Dataset records:
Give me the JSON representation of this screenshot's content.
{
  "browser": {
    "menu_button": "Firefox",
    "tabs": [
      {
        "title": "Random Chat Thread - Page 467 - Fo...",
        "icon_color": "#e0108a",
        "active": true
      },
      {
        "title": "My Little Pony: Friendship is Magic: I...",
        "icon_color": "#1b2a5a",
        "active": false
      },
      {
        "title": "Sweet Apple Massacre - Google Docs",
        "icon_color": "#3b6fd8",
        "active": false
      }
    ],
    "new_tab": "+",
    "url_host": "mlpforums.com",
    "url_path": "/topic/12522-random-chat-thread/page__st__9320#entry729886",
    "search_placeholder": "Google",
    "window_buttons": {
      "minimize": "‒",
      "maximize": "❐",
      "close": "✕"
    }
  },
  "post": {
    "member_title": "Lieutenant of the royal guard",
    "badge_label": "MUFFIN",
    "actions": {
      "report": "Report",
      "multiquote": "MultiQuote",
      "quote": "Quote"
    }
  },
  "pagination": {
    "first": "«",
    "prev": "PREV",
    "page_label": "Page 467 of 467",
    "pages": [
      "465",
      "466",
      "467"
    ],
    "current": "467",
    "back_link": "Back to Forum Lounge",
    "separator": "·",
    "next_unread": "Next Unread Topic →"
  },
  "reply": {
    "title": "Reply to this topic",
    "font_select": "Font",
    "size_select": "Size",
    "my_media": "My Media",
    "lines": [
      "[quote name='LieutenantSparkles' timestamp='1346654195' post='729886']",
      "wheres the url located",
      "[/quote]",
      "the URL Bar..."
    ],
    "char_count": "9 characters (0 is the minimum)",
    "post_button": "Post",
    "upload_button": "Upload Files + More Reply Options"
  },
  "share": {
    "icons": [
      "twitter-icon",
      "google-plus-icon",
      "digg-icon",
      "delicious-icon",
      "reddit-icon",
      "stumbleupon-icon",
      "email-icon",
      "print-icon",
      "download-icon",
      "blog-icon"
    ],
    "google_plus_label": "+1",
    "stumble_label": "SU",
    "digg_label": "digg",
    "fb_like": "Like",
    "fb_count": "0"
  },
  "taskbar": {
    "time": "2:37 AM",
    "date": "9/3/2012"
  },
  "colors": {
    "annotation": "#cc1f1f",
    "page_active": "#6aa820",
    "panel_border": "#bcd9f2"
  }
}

_What is needed_: Take the lines above and retype all of them exactly.

_Exercise output_:
Give me the JSON representation of this screenshot's content.
{
  "browser": {
    "menu_button": "Firefox",
    "tabs": [
      {
        "title": "Random Chat Thread - Page 467 - Fo...",
        "icon_color": "#e0108a",
        "active": true
      },
      {
        "title": "My Little Pony: Friendship is Magic: I...",
        "icon_color": "#1b2a5a",
        "active": false
      },
      {
        "title": "Sweet Apple Massacre - Google Docs",
        "icon_color": "#3b6fd8",
        "active": false
      }
    ],
    "new_tab": "+",
    "url_host": "mlpforums.com",
    "url_path": "/topic/12522-random-chat-thread/page__st__9320#entry729886",
    "search_placeholder": "Google",
    "window_buttons": {
      "minimize": "‒",
      "maximize": "❐",
      "close": "✕"
    }
  },
  "post": {
    "member_title": "Lieutenant of the royal guard",
    "badge_label": "MUFFIN",
    "actions": {
      "report": "Report",
      "multiquote": "MultiQuote",
      "quote": "Quote"
    }
  },
  "pagination": {
    "first": "«",
    "prev": "PREV",
    "page_label": "Page 467 of 467",
    "pages": [
      "465",
      "466",
      "467"
    ],
    "current": "467",
    "back_link": "Back to Forum Lounge",
    "separator": "·",
    "next_unread": "Next Unread Topic →"
  },
  "reply": {
    "title": "Reply to this topic",
    "font_select": "Font",
    "size_select": "Size",
    "my_media": "My Media",
    "lines": [
      "[quote name='LieutenantSparkles' timestamp='1346654195' post='729886']",
      "wheres the url located",
      "[/quote]",
      "the URL Bar..."
    ],
    "char_count": "9 characters (0 is the minimum)",
    "post_button": "Post",
    "upload_button": "Upload Files + More Reply Options"
  },
  "share": {
    "icons": [
      "twitter-icon",
      "google-plus-icon",
      "digg-icon",
      "delicious-icon",
      "reddit-icon",
      "stumbleupon-icon",
      "email-icon",
      "print-icon",
      "download-icon",
      "blog-icon"
    ],
    "google_plus_label": "+1",
    "stumble_label": "SU",
    "digg_label": "digg",
    "fb_like": "Like",
    "fb_count": "0"
  },
  "taskbar": {
    "time": "2:37 AM",
    "date": "9/3/2012"
  },
  "colors": {
    "annotation": "#cc1f1f",
    "page_active": "#6aa820",
    "panel_border": "#bcd9f2"
  }
}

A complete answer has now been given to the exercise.